(PROBLEM STATEMENT) Write out each line that follows exactly as it stands, without the pictures.

-=-=-=-=-

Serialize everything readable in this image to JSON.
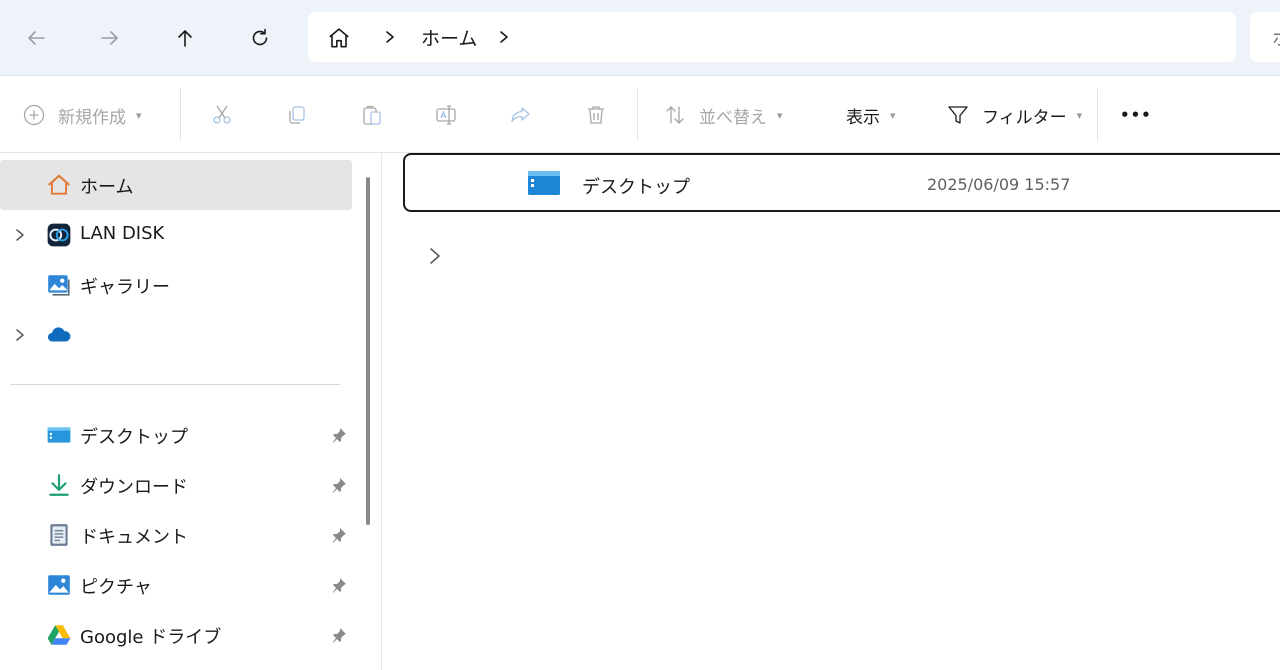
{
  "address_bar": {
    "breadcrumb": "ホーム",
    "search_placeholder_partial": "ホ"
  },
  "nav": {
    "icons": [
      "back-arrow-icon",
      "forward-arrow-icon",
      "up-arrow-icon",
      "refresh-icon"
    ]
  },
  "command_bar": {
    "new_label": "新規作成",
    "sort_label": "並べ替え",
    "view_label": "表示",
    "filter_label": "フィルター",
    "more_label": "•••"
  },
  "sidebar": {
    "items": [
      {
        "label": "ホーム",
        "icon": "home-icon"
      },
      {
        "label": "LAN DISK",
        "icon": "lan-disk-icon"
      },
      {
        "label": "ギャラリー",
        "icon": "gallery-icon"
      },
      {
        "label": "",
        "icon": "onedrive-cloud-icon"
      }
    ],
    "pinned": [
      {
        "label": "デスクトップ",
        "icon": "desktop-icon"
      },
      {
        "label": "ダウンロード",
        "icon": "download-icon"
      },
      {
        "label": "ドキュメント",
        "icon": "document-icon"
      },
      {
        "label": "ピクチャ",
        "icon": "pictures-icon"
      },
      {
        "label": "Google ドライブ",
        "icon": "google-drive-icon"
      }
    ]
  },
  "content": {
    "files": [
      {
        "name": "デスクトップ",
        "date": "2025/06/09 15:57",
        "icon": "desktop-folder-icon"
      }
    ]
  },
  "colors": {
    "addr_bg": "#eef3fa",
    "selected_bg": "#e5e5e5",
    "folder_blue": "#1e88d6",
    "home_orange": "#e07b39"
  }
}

-=-=-=-=-

(FINAL RESULT)
Serialize everything readable in this image to JSON.
{
  "address_bar": {
    "breadcrumb": "ホーム",
    "search_placeholder_partial": "ホ"
  },
  "nav": {
    "icons": [
      "back-arrow-icon",
      "forward-arrow-icon",
      "up-arrow-icon",
      "refresh-icon"
    ]
  },
  "command_bar": {
    "new_label": "新規作成",
    "sort_label": "並べ替え",
    "view_label": "表示",
    "filter_label": "フィルター",
    "more_label": "•••"
  },
  "sidebar": {
    "items": [
      {
        "label": "ホーム",
        "icon": "home-icon"
      },
      {
        "label": "LAN DISK",
        "icon": "lan-disk-icon"
      },
      {
        "label": "ギャラリー",
        "icon": "gallery-icon"
      },
      {
        "label": "",
        "icon": "onedrive-cloud-icon"
      }
    ],
    "pinned": [
      {
        "label": "デスクトップ",
        "icon": "desktop-icon"
      },
      {
        "label": "ダウンロード",
        "icon": "download-icon"
      },
      {
        "label": "ドキュメント",
        "icon": "document-icon"
      },
      {
        "label": "ピクチャ",
        "icon": "pictures-icon"
      },
      {
        "label": "Google ドライブ",
        "icon": "google-drive-icon"
      }
    ]
  },
  "content": {
    "files": [
      {
        "name": "デスクトップ",
        "date": "2025/06/09 15:57",
        "icon": "desktop-folder-icon"
      }
    ]
  },
  "colors": {
    "addr_bg": "#eef3fa",
    "selected_bg": "#e5e5e5",
    "folder_blue": "#1e88d6",
    "home_orange": "#e07b39"
  }
}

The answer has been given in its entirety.